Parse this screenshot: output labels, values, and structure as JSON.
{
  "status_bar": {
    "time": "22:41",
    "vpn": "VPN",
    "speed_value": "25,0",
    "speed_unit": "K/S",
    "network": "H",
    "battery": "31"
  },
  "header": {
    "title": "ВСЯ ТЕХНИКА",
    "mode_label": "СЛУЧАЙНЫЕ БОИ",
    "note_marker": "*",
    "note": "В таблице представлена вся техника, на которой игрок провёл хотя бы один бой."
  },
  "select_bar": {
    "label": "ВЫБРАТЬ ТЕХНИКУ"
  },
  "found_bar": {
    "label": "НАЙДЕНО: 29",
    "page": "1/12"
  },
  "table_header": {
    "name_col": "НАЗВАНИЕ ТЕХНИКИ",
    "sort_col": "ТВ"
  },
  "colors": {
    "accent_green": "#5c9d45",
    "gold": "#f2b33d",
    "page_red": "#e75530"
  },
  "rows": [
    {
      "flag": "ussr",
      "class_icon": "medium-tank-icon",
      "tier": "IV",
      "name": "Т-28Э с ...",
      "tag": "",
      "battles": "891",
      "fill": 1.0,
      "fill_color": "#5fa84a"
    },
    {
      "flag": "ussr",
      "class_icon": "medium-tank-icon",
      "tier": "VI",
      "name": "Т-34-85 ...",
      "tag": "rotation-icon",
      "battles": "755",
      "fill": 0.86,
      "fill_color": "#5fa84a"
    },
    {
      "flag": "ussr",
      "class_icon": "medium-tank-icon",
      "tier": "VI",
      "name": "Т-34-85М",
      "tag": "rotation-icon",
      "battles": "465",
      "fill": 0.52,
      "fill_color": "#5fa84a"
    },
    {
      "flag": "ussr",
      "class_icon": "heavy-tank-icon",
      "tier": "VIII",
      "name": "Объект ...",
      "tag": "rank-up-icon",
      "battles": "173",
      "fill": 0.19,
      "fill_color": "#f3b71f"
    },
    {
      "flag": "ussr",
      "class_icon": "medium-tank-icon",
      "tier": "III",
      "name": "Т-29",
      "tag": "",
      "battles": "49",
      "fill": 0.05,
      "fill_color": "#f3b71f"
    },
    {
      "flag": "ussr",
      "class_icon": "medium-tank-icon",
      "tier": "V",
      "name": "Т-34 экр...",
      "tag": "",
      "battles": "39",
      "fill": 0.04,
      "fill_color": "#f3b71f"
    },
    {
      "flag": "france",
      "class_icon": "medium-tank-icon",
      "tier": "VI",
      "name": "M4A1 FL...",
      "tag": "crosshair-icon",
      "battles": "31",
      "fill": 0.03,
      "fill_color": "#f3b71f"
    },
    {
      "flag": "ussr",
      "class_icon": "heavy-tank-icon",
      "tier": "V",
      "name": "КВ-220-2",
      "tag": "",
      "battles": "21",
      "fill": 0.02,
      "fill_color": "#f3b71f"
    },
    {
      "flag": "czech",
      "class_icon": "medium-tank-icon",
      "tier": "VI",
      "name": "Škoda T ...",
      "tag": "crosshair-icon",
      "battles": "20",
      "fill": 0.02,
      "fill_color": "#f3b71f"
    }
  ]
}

|---|

> **TASK PROMPT**
Extract, word for word, each line of the listing above.

> **SOLVED EXERCISE**
Parse this screenshot: output labels, values, and structure as JSON.
{
  "status_bar": {
    "time": "22:41",
    "vpn": "VPN",
    "speed_value": "25,0",
    "speed_unit": "K/S",
    "network": "H",
    "battery": "31"
  },
  "header": {
    "title": "ВСЯ ТЕХНИКА",
    "mode_label": "СЛУЧАЙНЫЕ БОИ",
    "note_marker": "*",
    "note": "В таблице представлена вся техника, на которой игрок провёл хотя бы один бой."
  },
  "select_bar": {
    "label": "ВЫБРАТЬ ТЕХНИКУ"
  },
  "found_bar": {
    "label": "НАЙДЕНО: 29",
    "page": "1/12"
  },
  "table_header": {
    "name_col": "НАЗВАНИЕ ТЕХНИКИ",
    "sort_col": "ТВ"
  },
  "colors": {
    "accent_green": "#5c9d45",
    "gold": "#f2b33d",
    "page_red": "#e75530"
  },
  "rows": [
    {
      "flag": "ussr",
      "class_icon": "medium-tank-icon",
      "tier": "IV",
      "name": "Т-28Э с ...",
      "tag": "",
      "battles": "891",
      "fill": 1.0,
      "fill_color": "#5fa84a"
    },
    {
      "flag": "ussr",
      "class_icon": "medium-tank-icon",
      "tier": "VI",
      "name": "Т-34-85 ...",
      "tag": "rotation-icon",
      "battles": "755",
      "fill": 0.86,
      "fill_color": "#5fa84a"
    },
    {
      "flag": "ussr",
      "class_icon": "medium-tank-icon",
      "tier": "VI",
      "name": "Т-34-85М",
      "tag": "rotation-icon",
      "battles": "465",
      "fill": 0.52,
      "fill_color": "#5fa84a"
    },
    {
      "flag": "ussr",
      "class_icon": "heavy-tank-icon",
      "tier": "VIII",
      "name": "Объект ...",
      "tag": "rank-up-icon",
      "battles": "173",
      "fill": 0.19,
      "fill_color": "#f3b71f"
    },
    {
      "flag": "ussr",
      "class_icon": "medium-tank-icon",
      "tier": "III",
      "name": "Т-29",
      "tag": "",
      "battles": "49",
      "fill": 0.05,
      "fill_color": "#f3b71f"
    },
    {
      "flag": "ussr",
      "class_icon": "medium-tank-icon",
      "tier": "V",
      "name": "Т-34 экр...",
      "tag": "",
      "battles": "39",
      "fill": 0.04,
      "fill_color": "#f3b71f"
    },
    {
      "flag": "france",
      "class_icon": "medium-tank-icon",
      "tier": "VI",
      "name": "M4A1 FL...",
      "tag": "crosshair-icon",
      "battles": "31",
      "fill": 0.03,
      "fill_color": "#f3b71f"
    },
    {
      "flag": "ussr",
      "class_icon": "heavy-tank-icon",
      "tier": "V",
      "name": "КВ-220-2",
      "tag": "",
      "battles": "21",
      "fill": 0.02,
      "fill_color": "#f3b71f"
    },
    {
      "flag": "czech",
      "class_icon": "medium-tank-icon",
      "tier": "VI",
      "name": "Škoda T ...",
      "tag": "crosshair-icon",
      "battles": "20",
      "fill": 0.02,
      "fill_color": "#f3b71f"
    }
  ]
}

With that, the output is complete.